╭─ Input

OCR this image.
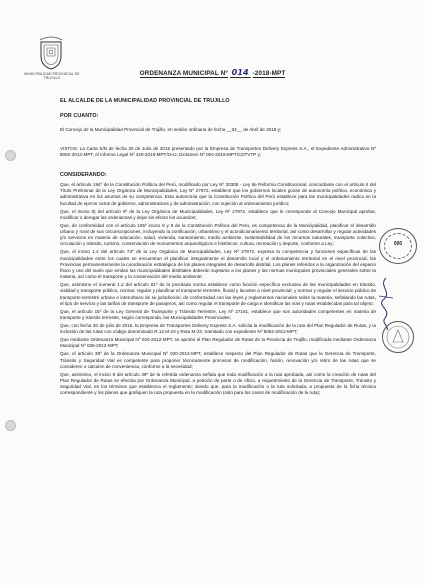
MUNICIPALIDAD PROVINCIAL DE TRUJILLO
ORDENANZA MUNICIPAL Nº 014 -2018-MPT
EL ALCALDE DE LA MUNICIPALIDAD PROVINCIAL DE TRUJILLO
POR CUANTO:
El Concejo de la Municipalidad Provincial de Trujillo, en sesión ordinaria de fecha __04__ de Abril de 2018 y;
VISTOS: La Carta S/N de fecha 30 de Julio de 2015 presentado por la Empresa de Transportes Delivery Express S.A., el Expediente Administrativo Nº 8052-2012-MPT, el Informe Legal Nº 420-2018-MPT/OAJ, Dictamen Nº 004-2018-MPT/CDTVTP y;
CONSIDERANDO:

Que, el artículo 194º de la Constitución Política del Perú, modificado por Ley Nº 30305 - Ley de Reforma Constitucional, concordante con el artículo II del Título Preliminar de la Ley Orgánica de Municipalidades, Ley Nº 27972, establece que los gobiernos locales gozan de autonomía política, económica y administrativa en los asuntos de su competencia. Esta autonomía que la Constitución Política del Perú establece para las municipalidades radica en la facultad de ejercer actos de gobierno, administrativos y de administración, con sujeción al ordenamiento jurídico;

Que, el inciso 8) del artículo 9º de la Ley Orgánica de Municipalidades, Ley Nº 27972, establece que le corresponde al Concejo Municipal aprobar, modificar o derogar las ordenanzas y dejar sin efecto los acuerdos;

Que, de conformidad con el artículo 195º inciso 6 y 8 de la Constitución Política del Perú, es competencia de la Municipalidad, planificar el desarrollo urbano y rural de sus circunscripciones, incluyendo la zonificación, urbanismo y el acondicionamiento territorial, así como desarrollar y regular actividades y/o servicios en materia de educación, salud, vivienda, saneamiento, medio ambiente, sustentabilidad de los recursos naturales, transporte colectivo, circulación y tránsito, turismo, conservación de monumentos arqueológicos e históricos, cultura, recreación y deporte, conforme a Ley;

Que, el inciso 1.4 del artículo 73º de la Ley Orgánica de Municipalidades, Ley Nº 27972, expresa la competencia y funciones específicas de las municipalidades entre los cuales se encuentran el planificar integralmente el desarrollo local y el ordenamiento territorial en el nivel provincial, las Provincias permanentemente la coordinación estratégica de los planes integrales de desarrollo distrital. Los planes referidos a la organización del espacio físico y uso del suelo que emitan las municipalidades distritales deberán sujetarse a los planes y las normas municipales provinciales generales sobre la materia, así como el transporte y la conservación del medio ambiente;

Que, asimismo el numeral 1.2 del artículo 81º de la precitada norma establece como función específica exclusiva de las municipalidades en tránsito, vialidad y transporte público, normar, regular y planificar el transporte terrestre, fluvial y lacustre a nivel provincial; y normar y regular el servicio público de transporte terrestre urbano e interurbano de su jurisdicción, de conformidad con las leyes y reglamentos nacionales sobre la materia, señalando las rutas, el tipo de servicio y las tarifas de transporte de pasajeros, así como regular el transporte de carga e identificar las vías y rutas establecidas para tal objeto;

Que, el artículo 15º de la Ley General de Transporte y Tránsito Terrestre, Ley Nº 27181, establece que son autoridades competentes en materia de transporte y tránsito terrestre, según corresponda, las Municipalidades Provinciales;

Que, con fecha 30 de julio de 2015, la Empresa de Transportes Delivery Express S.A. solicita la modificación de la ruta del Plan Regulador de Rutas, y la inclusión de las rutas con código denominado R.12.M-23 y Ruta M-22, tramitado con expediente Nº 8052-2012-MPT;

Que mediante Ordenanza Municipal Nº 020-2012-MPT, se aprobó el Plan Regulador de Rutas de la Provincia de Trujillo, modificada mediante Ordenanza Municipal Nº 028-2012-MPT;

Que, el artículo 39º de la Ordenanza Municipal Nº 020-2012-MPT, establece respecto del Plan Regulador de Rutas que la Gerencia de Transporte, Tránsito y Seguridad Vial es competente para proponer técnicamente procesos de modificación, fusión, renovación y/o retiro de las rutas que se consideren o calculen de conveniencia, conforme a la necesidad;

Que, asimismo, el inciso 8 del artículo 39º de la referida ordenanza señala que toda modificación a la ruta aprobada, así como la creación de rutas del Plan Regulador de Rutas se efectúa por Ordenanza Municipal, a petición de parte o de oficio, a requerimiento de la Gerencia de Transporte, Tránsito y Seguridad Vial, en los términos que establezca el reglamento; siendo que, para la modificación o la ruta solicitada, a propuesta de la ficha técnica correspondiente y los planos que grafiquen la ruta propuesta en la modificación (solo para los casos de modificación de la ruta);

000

╰─
╭─ Input

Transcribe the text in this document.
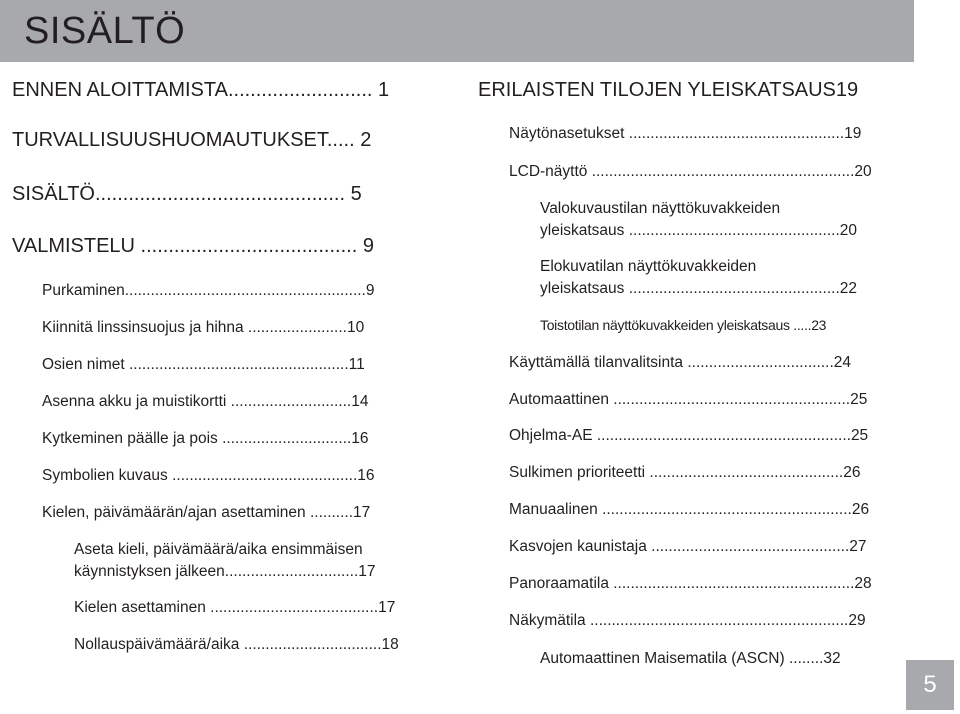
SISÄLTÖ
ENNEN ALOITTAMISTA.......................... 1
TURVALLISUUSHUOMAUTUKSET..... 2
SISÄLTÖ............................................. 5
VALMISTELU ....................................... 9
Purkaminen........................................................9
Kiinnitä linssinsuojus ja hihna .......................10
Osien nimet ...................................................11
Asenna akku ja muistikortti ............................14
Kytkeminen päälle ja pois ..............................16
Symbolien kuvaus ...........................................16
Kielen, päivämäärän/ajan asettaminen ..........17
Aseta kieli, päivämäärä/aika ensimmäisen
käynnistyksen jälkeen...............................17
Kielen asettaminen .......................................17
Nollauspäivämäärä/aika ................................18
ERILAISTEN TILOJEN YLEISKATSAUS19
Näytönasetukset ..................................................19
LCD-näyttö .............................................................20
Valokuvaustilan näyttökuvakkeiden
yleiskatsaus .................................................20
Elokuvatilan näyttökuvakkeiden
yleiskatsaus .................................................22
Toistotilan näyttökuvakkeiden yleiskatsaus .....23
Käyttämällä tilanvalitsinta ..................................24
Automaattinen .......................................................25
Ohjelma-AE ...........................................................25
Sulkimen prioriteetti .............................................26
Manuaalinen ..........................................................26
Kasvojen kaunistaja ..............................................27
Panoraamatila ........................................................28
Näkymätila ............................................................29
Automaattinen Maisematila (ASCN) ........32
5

╰─

What is asked: Using the records given above, list every line that includes the word "fecha".

Written solution:
El Concejo de la Municipalidad Provincial de Trujillo, en sesión ordinaria de fecha __04__ de Abril de 2018 y;
VISTOS: La Carta S/N de fecha 30 de Julio de 2015 presentado por la Empresa de Transportes Delivery Express S.A., el Expediente Administrativo Nº 8052-2012-MPT, el Informe Legal Nº 420-2018-MPT/OAJ, Dictamen Nº 004-2018-MPT/CDTVTP y;
Que, con fecha 30 de julio de 2015, la Empresa de Transportes Delivery Express S.A. solicita la modificación de la ruta del Plan Regulador de Rutas, y la inclusión de las rutas con código denominado R.12.M-23 y Ruta M-22, tramitado con expediente Nº 8052-2012-MPT;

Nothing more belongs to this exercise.